§ **EXERCISE OBJECTIVE**: Copy out the lines that have "this" in them.

§ **DATA SHOWN**:
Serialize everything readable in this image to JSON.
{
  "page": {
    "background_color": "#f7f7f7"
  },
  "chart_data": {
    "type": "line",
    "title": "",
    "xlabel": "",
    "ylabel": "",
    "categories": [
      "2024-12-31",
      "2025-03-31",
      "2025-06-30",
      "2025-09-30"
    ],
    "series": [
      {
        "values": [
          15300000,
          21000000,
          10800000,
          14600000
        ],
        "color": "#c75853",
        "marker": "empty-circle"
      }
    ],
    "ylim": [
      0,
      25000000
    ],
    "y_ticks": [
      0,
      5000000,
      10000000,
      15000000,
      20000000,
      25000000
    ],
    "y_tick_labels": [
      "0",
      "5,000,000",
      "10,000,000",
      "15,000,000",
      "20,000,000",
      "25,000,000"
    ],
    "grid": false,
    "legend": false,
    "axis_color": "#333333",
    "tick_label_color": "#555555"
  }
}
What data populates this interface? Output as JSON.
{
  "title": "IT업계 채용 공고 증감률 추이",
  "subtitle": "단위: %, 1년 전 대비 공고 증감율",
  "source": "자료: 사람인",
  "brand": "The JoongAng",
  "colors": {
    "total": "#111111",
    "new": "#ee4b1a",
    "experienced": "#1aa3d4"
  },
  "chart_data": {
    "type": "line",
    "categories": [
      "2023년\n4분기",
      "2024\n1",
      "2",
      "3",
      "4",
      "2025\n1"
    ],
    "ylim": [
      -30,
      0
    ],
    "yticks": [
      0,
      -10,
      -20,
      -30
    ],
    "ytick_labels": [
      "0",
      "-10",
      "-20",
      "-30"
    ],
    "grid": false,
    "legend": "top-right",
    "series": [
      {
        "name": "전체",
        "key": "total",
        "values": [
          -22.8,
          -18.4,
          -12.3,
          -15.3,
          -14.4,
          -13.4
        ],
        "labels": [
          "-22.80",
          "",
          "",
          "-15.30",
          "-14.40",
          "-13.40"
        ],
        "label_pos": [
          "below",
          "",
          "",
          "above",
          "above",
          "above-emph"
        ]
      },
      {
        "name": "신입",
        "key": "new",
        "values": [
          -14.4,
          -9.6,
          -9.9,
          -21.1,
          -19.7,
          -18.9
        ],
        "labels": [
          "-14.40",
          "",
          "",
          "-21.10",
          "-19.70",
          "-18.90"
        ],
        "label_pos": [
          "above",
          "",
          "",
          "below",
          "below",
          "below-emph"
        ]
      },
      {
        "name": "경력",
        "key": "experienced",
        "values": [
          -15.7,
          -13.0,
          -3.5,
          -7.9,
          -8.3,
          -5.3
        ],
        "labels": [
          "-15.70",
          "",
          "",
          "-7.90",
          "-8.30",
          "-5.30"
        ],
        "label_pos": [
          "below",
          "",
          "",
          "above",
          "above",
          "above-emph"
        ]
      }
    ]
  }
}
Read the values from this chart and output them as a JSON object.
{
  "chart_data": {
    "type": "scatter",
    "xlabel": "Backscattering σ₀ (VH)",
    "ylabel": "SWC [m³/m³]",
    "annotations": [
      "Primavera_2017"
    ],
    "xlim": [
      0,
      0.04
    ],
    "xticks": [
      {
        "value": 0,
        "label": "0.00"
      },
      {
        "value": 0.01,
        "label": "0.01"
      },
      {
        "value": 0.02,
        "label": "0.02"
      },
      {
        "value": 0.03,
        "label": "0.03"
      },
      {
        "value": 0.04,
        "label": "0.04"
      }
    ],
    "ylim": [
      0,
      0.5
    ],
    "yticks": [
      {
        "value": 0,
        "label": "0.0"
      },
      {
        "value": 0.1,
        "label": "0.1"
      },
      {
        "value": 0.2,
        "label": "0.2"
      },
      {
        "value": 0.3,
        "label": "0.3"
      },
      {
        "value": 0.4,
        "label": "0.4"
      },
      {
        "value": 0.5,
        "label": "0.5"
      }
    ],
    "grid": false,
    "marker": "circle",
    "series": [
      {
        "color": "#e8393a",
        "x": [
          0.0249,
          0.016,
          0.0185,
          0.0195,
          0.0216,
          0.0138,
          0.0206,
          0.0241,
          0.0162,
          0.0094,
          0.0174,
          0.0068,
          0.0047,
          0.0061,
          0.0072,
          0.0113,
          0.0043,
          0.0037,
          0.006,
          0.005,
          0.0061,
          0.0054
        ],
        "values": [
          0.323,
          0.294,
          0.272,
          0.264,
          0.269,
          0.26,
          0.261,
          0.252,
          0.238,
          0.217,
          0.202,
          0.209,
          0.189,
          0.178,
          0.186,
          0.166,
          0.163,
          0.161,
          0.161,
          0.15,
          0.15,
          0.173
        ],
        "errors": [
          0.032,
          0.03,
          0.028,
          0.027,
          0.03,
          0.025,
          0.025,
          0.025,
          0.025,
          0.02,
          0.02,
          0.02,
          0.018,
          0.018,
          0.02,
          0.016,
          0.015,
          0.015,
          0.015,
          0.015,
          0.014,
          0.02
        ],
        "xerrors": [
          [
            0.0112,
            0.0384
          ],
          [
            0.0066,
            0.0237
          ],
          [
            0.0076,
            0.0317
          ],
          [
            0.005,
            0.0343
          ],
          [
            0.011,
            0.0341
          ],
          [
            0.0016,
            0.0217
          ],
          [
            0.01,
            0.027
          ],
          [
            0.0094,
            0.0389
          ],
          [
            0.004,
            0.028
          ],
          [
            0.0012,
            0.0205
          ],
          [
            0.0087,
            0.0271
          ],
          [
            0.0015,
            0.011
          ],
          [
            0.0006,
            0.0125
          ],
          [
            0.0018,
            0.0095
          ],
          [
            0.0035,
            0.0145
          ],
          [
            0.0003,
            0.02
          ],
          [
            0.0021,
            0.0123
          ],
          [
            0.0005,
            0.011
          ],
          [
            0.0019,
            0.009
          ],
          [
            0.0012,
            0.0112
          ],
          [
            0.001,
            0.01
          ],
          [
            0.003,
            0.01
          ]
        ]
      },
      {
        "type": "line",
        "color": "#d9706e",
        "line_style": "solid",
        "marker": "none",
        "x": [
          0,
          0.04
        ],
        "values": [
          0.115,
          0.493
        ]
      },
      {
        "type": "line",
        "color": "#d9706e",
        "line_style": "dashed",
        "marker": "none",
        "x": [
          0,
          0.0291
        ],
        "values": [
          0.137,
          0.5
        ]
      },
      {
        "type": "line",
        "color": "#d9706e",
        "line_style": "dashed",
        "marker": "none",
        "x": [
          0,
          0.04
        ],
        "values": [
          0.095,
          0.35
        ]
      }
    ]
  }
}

§ **RESULT OF THE TASK**:
Serialize everything readable in this image to JSON.
What data populates this interface? Output as JSON.
Read the values from this chart and output them as a JSON object.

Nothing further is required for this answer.